═════ Information supplied ═════
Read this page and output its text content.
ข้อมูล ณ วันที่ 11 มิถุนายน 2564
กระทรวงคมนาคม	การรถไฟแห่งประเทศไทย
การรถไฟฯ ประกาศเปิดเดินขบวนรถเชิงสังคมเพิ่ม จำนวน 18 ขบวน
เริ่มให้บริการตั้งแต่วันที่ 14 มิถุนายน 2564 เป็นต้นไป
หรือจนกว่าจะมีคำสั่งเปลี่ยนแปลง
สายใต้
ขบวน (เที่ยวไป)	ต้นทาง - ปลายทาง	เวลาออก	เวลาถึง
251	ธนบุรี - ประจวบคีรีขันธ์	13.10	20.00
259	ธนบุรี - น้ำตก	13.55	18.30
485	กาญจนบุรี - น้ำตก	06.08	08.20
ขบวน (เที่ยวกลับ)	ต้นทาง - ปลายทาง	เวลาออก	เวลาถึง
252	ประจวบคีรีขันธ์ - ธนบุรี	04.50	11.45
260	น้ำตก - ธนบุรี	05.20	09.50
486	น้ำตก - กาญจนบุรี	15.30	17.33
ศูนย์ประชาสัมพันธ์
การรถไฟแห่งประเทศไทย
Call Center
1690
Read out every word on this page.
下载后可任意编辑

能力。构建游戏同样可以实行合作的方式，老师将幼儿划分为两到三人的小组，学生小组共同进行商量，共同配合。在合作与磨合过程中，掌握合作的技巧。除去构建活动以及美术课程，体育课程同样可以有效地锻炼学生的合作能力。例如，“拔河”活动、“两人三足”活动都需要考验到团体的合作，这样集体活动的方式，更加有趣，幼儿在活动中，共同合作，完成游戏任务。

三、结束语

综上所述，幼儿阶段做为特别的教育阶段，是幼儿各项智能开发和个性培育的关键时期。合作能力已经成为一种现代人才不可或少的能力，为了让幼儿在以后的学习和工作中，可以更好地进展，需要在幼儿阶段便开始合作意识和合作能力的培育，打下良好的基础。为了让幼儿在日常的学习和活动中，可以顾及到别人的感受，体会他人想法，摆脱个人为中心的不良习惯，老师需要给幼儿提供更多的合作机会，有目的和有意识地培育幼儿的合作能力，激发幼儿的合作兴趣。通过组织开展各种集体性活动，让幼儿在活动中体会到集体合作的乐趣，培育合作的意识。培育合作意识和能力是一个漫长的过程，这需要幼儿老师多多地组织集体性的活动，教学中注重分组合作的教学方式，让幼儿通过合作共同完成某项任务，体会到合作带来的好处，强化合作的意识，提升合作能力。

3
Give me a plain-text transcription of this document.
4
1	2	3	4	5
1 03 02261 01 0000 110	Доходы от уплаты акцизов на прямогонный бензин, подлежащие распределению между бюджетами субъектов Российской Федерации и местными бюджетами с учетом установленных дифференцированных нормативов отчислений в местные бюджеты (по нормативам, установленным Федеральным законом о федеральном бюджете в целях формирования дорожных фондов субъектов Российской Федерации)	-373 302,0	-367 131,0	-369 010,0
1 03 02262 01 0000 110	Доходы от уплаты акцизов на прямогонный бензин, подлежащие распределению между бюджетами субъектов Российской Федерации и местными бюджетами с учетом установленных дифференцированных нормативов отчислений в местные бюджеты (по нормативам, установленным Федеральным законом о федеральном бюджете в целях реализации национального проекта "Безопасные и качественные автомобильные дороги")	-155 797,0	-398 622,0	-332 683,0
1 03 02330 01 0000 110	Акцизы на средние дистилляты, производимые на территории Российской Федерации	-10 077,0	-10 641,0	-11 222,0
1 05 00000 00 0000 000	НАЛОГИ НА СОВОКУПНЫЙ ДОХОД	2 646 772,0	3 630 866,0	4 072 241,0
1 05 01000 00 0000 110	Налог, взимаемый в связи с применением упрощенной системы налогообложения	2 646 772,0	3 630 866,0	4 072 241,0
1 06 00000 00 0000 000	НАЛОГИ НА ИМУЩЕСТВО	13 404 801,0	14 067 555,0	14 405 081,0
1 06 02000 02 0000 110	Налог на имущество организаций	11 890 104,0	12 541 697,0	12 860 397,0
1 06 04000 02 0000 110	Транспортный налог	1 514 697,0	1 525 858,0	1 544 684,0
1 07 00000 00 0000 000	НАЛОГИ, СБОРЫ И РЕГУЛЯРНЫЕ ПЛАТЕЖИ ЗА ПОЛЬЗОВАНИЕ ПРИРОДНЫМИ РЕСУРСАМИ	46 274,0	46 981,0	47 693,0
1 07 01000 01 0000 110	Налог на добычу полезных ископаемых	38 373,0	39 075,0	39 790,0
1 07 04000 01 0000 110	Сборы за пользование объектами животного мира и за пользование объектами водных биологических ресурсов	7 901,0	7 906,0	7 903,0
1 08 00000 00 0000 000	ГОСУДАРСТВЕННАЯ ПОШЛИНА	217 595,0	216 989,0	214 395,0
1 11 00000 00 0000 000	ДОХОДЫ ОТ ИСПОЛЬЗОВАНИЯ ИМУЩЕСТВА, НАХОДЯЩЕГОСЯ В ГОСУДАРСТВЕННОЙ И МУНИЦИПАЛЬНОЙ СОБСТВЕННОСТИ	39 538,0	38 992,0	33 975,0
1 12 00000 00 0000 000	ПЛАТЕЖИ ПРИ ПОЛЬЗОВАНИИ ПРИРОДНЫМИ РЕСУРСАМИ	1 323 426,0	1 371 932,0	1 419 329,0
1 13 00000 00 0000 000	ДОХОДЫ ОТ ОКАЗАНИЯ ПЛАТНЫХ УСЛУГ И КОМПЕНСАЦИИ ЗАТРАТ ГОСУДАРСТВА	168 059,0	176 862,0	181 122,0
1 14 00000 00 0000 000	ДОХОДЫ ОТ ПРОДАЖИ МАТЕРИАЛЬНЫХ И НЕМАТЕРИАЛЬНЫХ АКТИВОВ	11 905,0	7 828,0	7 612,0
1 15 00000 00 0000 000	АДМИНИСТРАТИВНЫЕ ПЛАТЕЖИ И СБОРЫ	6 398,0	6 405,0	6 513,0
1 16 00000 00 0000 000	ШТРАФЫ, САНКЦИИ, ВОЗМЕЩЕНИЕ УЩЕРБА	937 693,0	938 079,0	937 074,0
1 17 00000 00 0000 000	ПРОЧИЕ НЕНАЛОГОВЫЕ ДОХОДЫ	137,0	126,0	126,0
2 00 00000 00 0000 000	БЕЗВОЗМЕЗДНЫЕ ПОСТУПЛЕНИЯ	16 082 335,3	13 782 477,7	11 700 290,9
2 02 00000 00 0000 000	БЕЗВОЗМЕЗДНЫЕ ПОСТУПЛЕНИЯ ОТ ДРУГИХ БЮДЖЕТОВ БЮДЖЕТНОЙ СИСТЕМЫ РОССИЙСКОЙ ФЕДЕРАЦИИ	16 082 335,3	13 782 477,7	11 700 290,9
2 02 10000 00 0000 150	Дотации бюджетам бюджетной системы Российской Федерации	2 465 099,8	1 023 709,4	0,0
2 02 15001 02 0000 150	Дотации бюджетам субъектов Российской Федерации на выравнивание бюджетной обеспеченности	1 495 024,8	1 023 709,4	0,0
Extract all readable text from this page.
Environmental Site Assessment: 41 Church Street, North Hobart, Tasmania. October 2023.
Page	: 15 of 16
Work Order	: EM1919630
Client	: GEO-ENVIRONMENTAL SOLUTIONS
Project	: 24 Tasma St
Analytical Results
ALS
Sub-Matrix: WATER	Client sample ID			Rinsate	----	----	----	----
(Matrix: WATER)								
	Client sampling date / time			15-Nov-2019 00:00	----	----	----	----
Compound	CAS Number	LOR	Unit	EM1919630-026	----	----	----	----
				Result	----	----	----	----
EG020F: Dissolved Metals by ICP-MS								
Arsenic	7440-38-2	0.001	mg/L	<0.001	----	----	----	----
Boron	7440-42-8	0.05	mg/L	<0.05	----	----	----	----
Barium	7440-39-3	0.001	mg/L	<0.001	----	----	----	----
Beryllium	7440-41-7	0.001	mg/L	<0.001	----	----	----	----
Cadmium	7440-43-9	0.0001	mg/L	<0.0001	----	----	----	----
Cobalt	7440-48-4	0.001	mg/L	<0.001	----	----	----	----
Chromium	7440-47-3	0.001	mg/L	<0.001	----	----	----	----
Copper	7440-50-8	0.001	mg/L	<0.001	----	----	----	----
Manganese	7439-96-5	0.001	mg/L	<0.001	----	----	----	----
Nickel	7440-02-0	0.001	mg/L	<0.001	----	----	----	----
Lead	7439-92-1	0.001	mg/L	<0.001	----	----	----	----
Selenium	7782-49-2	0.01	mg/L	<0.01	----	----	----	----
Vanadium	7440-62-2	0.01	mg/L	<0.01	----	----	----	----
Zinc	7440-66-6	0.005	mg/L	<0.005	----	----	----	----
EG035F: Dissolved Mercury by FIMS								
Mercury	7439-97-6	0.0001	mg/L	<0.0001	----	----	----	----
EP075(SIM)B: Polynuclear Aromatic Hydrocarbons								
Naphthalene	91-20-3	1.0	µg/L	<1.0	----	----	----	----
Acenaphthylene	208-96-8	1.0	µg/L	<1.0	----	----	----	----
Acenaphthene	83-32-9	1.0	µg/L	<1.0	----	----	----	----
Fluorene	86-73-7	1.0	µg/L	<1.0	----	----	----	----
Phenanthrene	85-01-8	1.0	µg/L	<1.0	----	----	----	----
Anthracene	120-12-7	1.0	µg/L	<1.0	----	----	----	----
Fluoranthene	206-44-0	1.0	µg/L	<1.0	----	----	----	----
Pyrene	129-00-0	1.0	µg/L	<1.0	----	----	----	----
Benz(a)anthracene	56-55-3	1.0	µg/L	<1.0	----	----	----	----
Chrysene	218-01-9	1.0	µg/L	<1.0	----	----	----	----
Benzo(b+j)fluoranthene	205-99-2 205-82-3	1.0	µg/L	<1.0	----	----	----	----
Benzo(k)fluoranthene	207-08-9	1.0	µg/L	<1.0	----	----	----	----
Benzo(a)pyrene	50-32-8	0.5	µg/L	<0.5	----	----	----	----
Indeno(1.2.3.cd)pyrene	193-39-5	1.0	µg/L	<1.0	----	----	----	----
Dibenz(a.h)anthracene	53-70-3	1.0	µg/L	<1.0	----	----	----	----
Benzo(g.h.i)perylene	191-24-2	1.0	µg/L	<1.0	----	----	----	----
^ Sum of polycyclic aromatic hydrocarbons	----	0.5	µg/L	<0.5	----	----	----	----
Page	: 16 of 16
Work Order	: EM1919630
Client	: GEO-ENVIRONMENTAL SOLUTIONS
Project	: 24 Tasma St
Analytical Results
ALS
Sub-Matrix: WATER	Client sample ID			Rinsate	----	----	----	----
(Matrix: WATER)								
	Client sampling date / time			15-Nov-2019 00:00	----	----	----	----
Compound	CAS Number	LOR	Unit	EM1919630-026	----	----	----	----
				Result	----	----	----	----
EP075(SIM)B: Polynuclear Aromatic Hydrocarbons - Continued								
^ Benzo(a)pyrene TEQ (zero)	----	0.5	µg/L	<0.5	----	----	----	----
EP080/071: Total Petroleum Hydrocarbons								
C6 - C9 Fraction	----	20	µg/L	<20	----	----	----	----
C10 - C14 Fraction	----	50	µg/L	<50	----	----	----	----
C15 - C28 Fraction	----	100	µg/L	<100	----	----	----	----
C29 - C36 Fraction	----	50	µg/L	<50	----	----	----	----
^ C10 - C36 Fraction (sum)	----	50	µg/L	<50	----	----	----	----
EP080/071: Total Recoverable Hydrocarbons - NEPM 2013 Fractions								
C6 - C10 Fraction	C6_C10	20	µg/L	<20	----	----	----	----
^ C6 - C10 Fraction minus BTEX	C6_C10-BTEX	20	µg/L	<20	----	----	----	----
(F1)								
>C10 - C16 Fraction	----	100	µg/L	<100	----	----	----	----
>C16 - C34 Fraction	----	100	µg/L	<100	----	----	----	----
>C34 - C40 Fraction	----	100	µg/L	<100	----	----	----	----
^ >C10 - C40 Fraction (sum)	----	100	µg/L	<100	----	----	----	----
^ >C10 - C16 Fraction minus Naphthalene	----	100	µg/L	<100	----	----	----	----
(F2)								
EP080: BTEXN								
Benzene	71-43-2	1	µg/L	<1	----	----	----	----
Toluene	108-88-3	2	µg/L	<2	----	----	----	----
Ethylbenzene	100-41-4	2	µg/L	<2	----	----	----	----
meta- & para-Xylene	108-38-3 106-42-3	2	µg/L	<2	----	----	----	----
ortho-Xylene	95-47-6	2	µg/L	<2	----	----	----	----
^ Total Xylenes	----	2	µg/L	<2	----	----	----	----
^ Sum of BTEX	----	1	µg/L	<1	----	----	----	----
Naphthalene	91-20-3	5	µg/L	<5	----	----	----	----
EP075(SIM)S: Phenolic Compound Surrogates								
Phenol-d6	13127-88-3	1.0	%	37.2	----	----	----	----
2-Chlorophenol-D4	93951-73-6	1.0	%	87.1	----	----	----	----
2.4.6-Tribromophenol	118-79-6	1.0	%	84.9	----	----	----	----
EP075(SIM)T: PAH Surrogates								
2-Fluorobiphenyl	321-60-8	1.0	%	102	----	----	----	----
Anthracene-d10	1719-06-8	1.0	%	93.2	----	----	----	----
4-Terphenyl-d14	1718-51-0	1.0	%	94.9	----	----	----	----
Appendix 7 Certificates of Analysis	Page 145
═════
Set problem:
List all lines holding the string "бензин".

Response to this task:
1 03 02261 01 0000 110	Доходы от уплаты акцизов на прямогонный бензин, подлежащие распределению между бюджетами субъектов Российской Федерации и местными бюджетами с учетом установленных дифференцированных нормативов отчислений в местные бюджеты (по нормативам, установленным Федеральным законом о федеральном бюджете в целях формирования дорожных фондов субъектов Российской Федерации)	-373 302,0	-367 131,0	-369 010,0
1 03 02262 01 0000 110	Доходы от уплаты акцизов на прямогонный бензин, подлежащие распределению между бюджетами субъектов Российской Федерации и местными бюджетами с учетом установленных дифференцированных нормативов отчислений в местные бюджеты (по нормативам, установленным Федеральным законом о федеральном бюджете в целях реализации национального проекта "Безопасные и качественные автомобильные дороги")	-155 797,0	-398 622,0	-332 683,0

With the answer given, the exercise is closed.